* START Input data *

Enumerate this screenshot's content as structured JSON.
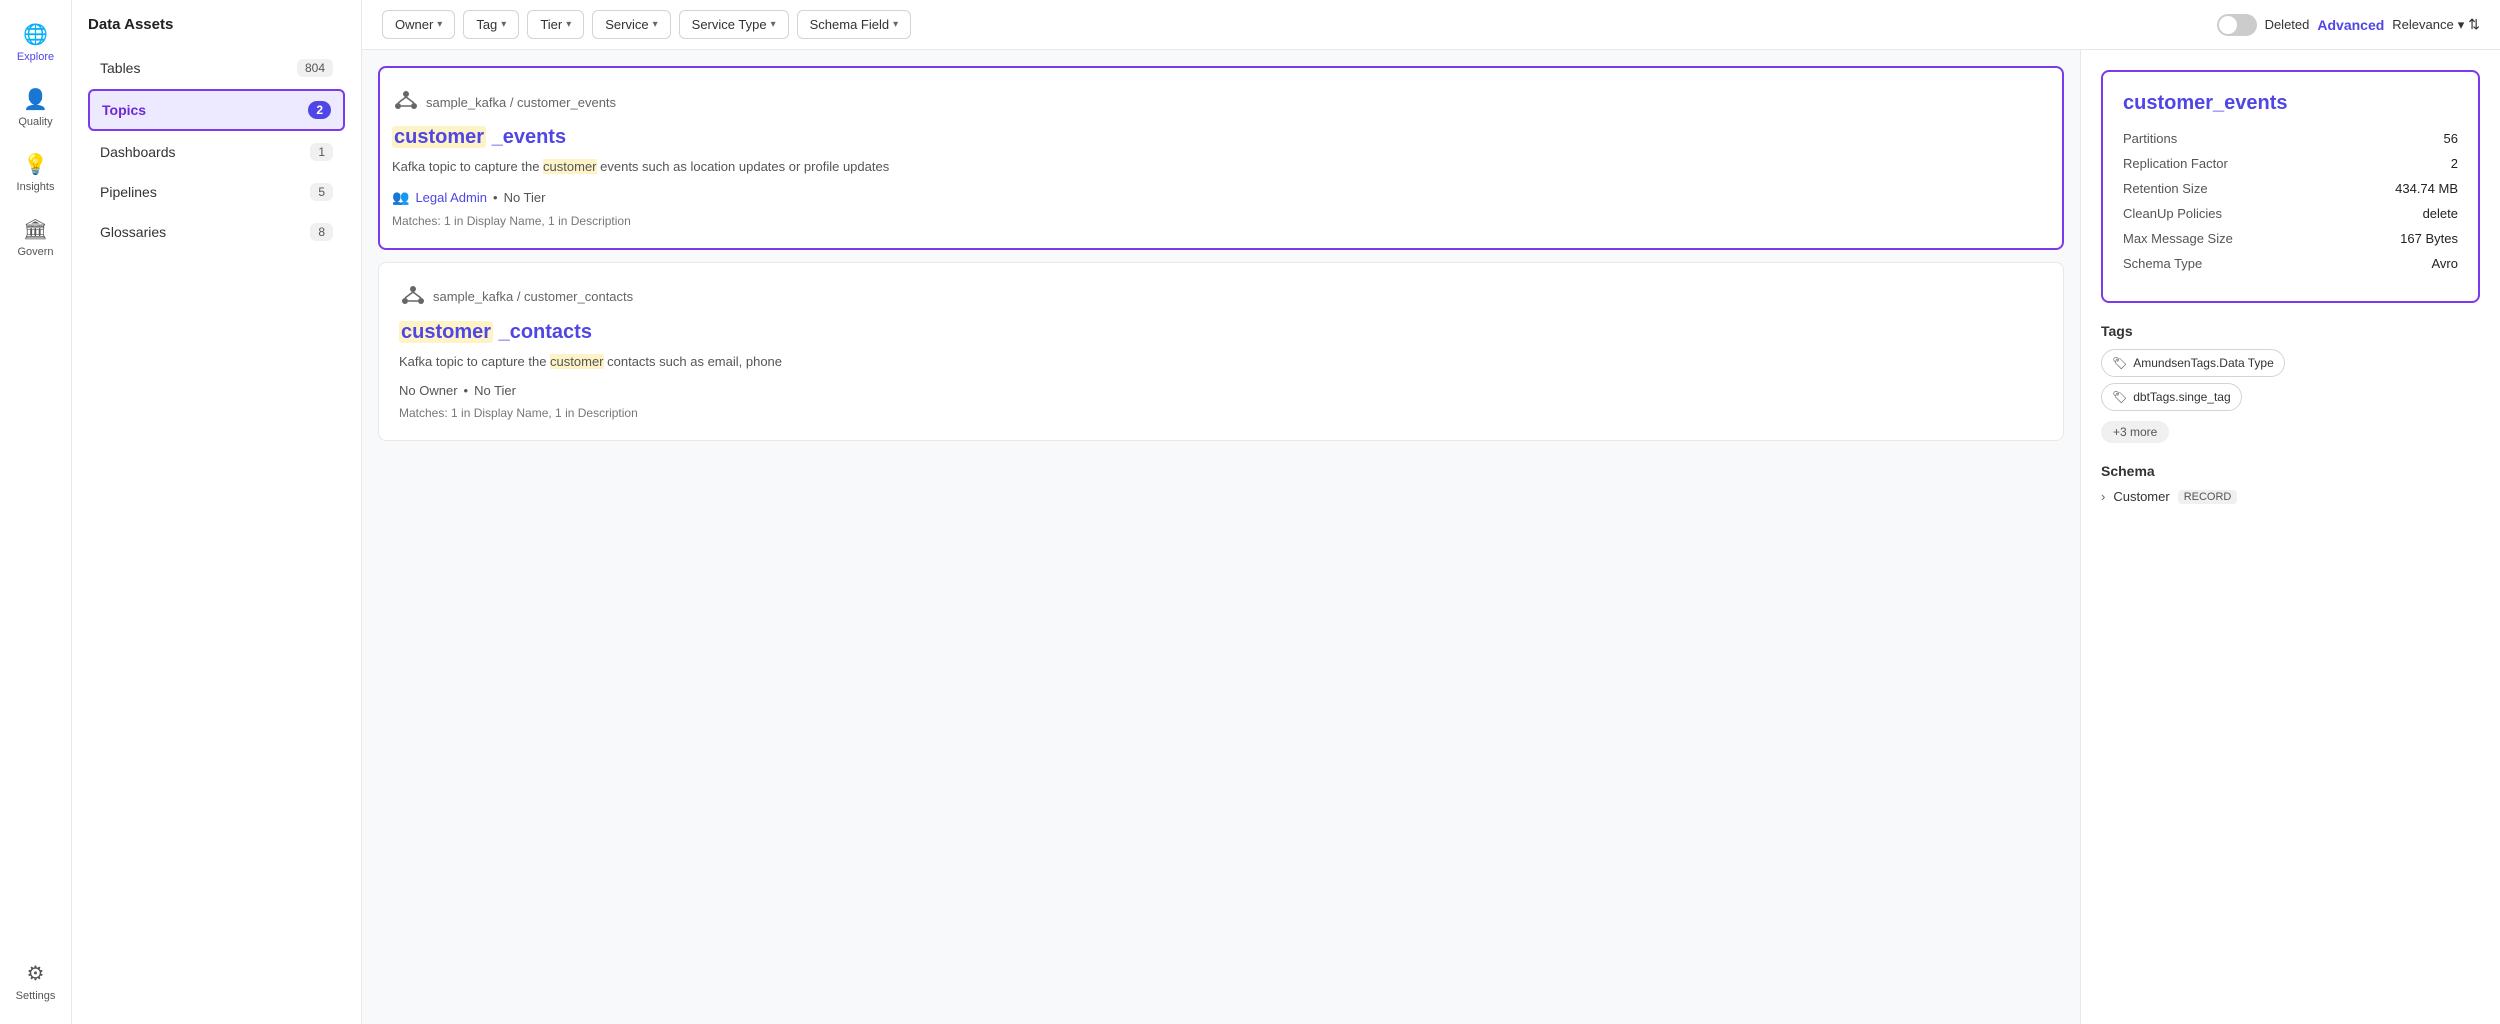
{
  "sidebar": {
    "items": [
      {
        "id": "explore",
        "label": "Explore",
        "icon": "🔍",
        "active": true
      },
      {
        "id": "quality",
        "label": "Quality",
        "icon": "⭐",
        "active": false
      },
      {
        "id": "insights",
        "label": "Insights",
        "icon": "💡",
        "active": false
      },
      {
        "id": "govern",
        "label": "Govern",
        "icon": "🏛",
        "active": false
      },
      {
        "id": "settings",
        "label": "Settings",
        "icon": "⚙",
        "active": false
      }
    ]
  },
  "leftPanel": {
    "title": "Data Assets",
    "navItems": [
      {
        "id": "tables",
        "label": "Tables",
        "count": "804",
        "active": false
      },
      {
        "id": "topics",
        "label": "Topics",
        "count": "2",
        "active": true
      },
      {
        "id": "dashboards",
        "label": "Dashboards",
        "count": "1",
        "active": false
      },
      {
        "id": "pipelines",
        "label": "Pipelines",
        "count": "5",
        "active": false
      },
      {
        "id": "glossaries",
        "label": "Glossaries",
        "count": "8",
        "active": false
      }
    ]
  },
  "filterBar": {
    "filters": [
      {
        "id": "owner",
        "label": "Owner"
      },
      {
        "id": "tag",
        "label": "Tag"
      },
      {
        "id": "tier",
        "label": "Tier"
      },
      {
        "id": "service",
        "label": "Service"
      },
      {
        "id": "service-type",
        "label": "Service Type"
      },
      {
        "id": "schema-field",
        "label": "Schema Field"
      }
    ],
    "deleted_label": "Deleted",
    "advanced_label": "Advanced",
    "relevance_label": "Relevance"
  },
  "results": [
    {
      "id": "customer_events",
      "breadcrumb": "sample_kafka / customer_events",
      "title_parts": [
        "customer",
        " _events"
      ],
      "description": "Kafka topic to capture the customer events such as location updates or profile updates",
      "highlight_word": "customer",
      "owner": "Legal Admin",
      "tier": "No Tier",
      "matches": "Matches:  1 in Display Name,  1 in Description",
      "selected": true
    },
    {
      "id": "customer_contacts",
      "breadcrumb": "sample_kafka / customer_contacts",
      "title_parts": [
        "customer",
        " _contacts"
      ],
      "description": "Kafka topic to capture the customer contacts such as email, phone",
      "highlight_word": "customer",
      "owner": null,
      "tier": "No Tier",
      "matches": "Matches:  1 in Display Name,  1 in Description",
      "selected": false
    }
  ],
  "detailPanel": {
    "title": "customer_events",
    "properties": [
      {
        "key": "Partitions",
        "value": "56"
      },
      {
        "key": "Replication Factor",
        "value": "2"
      },
      {
        "key": "Retention Size",
        "value": "434.74 MB"
      },
      {
        "key": "CleanUp Policies",
        "value": "delete"
      },
      {
        "key": "Max Message Size",
        "value": "167 Bytes"
      },
      {
        "key": "Schema Type",
        "value": "Avro"
      }
    ],
    "tags_title": "Tags",
    "tags": [
      {
        "label": "AmundsenTags.Data Type"
      },
      {
        "label": "dbtTags.singe_tag"
      }
    ],
    "more_tags": "+3 more",
    "schema_title": "Schema",
    "schema_item": "Customer",
    "schema_item_type": "RECORD"
  }
}
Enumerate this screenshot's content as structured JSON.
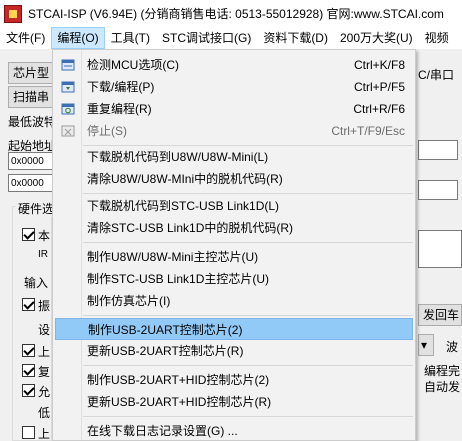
{
  "window": {
    "title": "STCAI-ISP (V6.94E) (分销商销售电话: 0513-55012928) 官网:www.STCAI.com"
  },
  "menubar": {
    "items": [
      "文件(F)",
      "编程(O)",
      "工具(T)",
      "STC调试接口(G)",
      "资料下载(D)",
      "200万大奖(U)",
      "视频"
    ]
  },
  "background": {
    "chip_type_label": "芯片型",
    "scan_button": "扫描串",
    "min_baud_label": "最低波特",
    "start_addr_label": "起始地址",
    "addr1": "0x0000",
    "addr2": "0x0000",
    "hw_options_label": "硬件选",
    "row_ben": "本",
    "row_ir": "IR",
    "input_label": "输入",
    "row_zhen": "振",
    "row_she": "设",
    "row_shang1": "上",
    "row_shang2": "上",
    "row_fu": "复",
    "row_yun": "允",
    "row_di": "低",
    "row_shang3": "上",
    "right_port": "C/串口",
    "right_send_button": "发回车",
    "right_bo": "波",
    "right_prog_done": "编程完",
    "right_auto_send": "自动发"
  },
  "dropdown": {
    "items": [
      {
        "label": "检测MCU选项(C)",
        "shortcut": "Ctrl+K/F8",
        "icon": "detect-mcu-icon"
      },
      {
        "label": "下载/编程(P)",
        "shortcut": "Ctrl+P/F5",
        "icon": "download-program-icon"
      },
      {
        "label": "重复编程(R)",
        "shortcut": "Ctrl+R/F6",
        "icon": "repeat-program-icon"
      },
      {
        "label": "停止(S)",
        "shortcut": "Ctrl+T/F9/Esc",
        "icon": "stop-icon"
      },
      {
        "label": "下载脱机代码到U8W/U8W-Mini(L)",
        "shortcut": ""
      },
      {
        "label": "清除U8W/U8W-MIni中的脱机代码(R)",
        "shortcut": ""
      },
      {
        "label": "下载脱机代码到STC-USB Link1D(L)",
        "shortcut": ""
      },
      {
        "label": "清除STC-USB Link1D中的脱机代码(R)",
        "shortcut": ""
      },
      {
        "label": "制作U8W/U8W-Mini主控芯片(U)",
        "shortcut": ""
      },
      {
        "label": "制作STC-USB Link1D主控芯片(U)",
        "shortcut": ""
      },
      {
        "label": "制作仿真芯片(I)",
        "shortcut": ""
      },
      {
        "label": "制作USB-2UART控制芯片(2)",
        "shortcut": ""
      },
      {
        "label": "更新USB-2UART控制芯片(R)",
        "shortcut": ""
      },
      {
        "label": "制作USB-2UART+HID控制芯片(2)",
        "shortcut": ""
      },
      {
        "label": "更新USB-2UART+HID控制芯片(R)",
        "shortcut": ""
      },
      {
        "label": "在线下载日志记录设置(G) ...",
        "shortcut": ""
      }
    ]
  }
}
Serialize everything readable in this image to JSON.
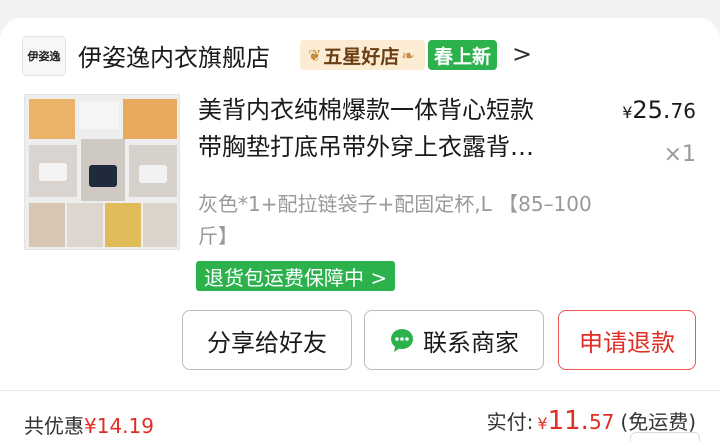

* END Input data *

■ Work required:
Without the pictures, retype the whole of the material above exactly.

■ Solved problem:
Enumerate this screenshot's content as structured JSON.
{
  "sidebar": {
    "items": [
      {
        "id": "explore",
        "label": "Explore",
        "icon": "🔍",
        "active": true
      },
      {
        "id": "quality",
        "label": "Quality",
        "icon": "⭐",
        "active": false
      },
      {
        "id": "insights",
        "label": "Insights",
        "icon": "💡",
        "active": false
      },
      {
        "id": "govern",
        "label": "Govern",
        "icon": "🏛",
        "active": false
      },
      {
        "id": "settings",
        "label": "Settings",
        "icon": "⚙",
        "active": false
      }
    ]
  },
  "leftPanel": {
    "title": "Data Assets",
    "navItems": [
      {
        "id": "tables",
        "label": "Tables",
        "count": "804",
        "active": false
      },
      {
        "id": "topics",
        "label": "Topics",
        "count": "2",
        "active": true
      },
      {
        "id": "dashboards",
        "label": "Dashboards",
        "count": "1",
        "active": false
      },
      {
        "id": "pipelines",
        "label": "Pipelines",
        "count": "5",
        "active": false
      },
      {
        "id": "glossaries",
        "label": "Glossaries",
        "count": "8",
        "active": false
      }
    ]
  },
  "filterBar": {
    "filters": [
      {
        "id": "owner",
        "label": "Owner"
      },
      {
        "id": "tag",
        "label": "Tag"
      },
      {
        "id": "tier",
        "label": "Tier"
      },
      {
        "id": "service",
        "label": "Service"
      },
      {
        "id": "service-type",
        "label": "Service Type"
      },
      {
        "id": "schema-field",
        "label": "Schema Field"
      }
    ],
    "deleted_label": "Deleted",
    "advanced_label": "Advanced",
    "relevance_label": "Relevance"
  },
  "results": [
    {
      "id": "customer_events",
      "breadcrumb": "sample_kafka / customer_events",
      "title_parts": [
        "customer",
        " _events"
      ],
      "description": "Kafka topic to capture the customer events such as location updates or profile updates",
      "highlight_word": "customer",
      "owner": "Legal Admin",
      "tier": "No Tier",
      "matches": "Matches:  1 in Display Name,  1 in Description",
      "selected": true
    },
    {
      "id": "customer_contacts",
      "breadcrumb": "sample_kafka / customer_contacts",
      "title_parts": [
        "customer",
        " _contacts"
      ],
      "description": "Kafka topic to capture the customer contacts such as email, phone",
      "highlight_word": "customer",
      "owner": null,
      "tier": "No Tier",
      "matches": "Matches:  1 in Display Name,  1 in Description",
      "selected": false
    }
  ],
  "detailPanel": {
    "title": "customer_events",
    "properties": [
      {
        "key": "Partitions",
        "value": "56"
      },
      {
        "key": "Replication Factor",
        "value": "2"
      },
      {
        "key": "Retention Size",
        "value": "434.74 MB"
      },
      {
        "key": "CleanUp Policies",
        "value": "delete"
      },
      {
        "key": "Max Message Size",
        "value": "167 Bytes"
      },
      {
        "key": "Schema Type",
        "value": "Avro"
      }
    ],
    "tags_title": "Tags",
    "tags": [
      {
        "label": "AmundsenTags.Data Type"
      },
      {
        "label": "dbtTags.singe_tag"
      }
    ],
    "more_tags": "+3 more",
    "schema_title": "Schema",
    "schema_item": "Customer",
    "schema_item_type": "RECORD"
  }
}
Enumerate this screenshot's content as structured JSON.
{
  "window": {
    "title": "STCAI-ISP (V6.94E) (分销商销售电话: 0513-55012928) 官网:www.STCAI.com"
  },
  "menubar": {
    "items": [
      "文件(F)",
      "编程(O)",
      "工具(T)",
      "STC调试接口(G)",
      "资料下载(D)",
      "200万大奖(U)",
      "视频"
    ]
  },
  "background": {
    "chip_type_label": "芯片型",
    "scan_button": "扫描串",
    "min_baud_label": "最低波特",
    "start_addr_label": "起始地址",
    "addr1": "0x0000",
    "addr2": "0x0000",
    "hw_options_label": "硬件选",
    "row_ben": "本",
    "row_ir": "IR",
    "input_label": "输入",
    "row_zhen": "振",
    "row_she": "设",
    "row_shang1": "上",
    "row_shang2": "上",
    "row_fu": "复",
    "row_yun": "允",
    "row_di": "低",
    "row_shang3": "上",
    "right_port": "C/串口",
    "right_send_button": "发回车",
    "right_bo": "波",
    "right_prog_done": "编程完",
    "right_auto_send": "自动发"
  },
  "dropdown": {
    "items": [
      {
        "label": "检测MCU选项(C)",
        "shortcut": "Ctrl+K/F8",
        "icon": "detect-mcu-icon"
      },
      {
        "label": "下载/编程(P)",
        "shortcut": "Ctrl+P/F5",
        "icon": "download-program-icon"
      },
      {
        "label": "重复编程(R)",
        "shortcut": "Ctrl+R/F6",
        "icon": "repeat-program-icon"
      },
      {
        "label": "停止(S)",
        "shortcut": "Ctrl+T/F9/Esc",
        "icon": "stop-icon"
      },
      {
        "label": "下载脱机代码到U8W/U8W-Mini(L)",
        "shortcut": ""
      },
      {
        "label": "清除U8W/U8W-MIni中的脱机代码(R)",
        "shortcut": ""
      },
      {
        "label": "下载脱机代码到STC-USB Link1D(L)",
        "shortcut": ""
      },
      {
        "label": "清除STC-USB Link1D中的脱机代码(R)",
        "shortcut": ""
      },
      {
        "label": "制作U8W/U8W-Mini主控芯片(U)",
        "shortcut": ""
      },
      {
        "label": "制作STC-USB Link1D主控芯片(U)",
        "shortcut": ""
      },
      {
        "label": "制作仿真芯片(I)",
        "shortcut": ""
      },
      {
        "label": "制作USB-2UART控制芯片(2)",
        "shortcut": ""
      },
      {
        "label": "更新USB-2UART控制芯片(R)",
        "shortcut": ""
      },
      {
        "label": "制作USB-2UART+HID控制芯片(2)",
        "shortcut": ""
      },
      {
        "label": "更新USB-2UART+HID控制芯片(R)",
        "shortcut": ""
      },
      {
        "label": "在线下载日志记录设置(G) ...",
        "shortcut": ""
      }
    ]
  }
}
Serialize everything readable in this image to JSON.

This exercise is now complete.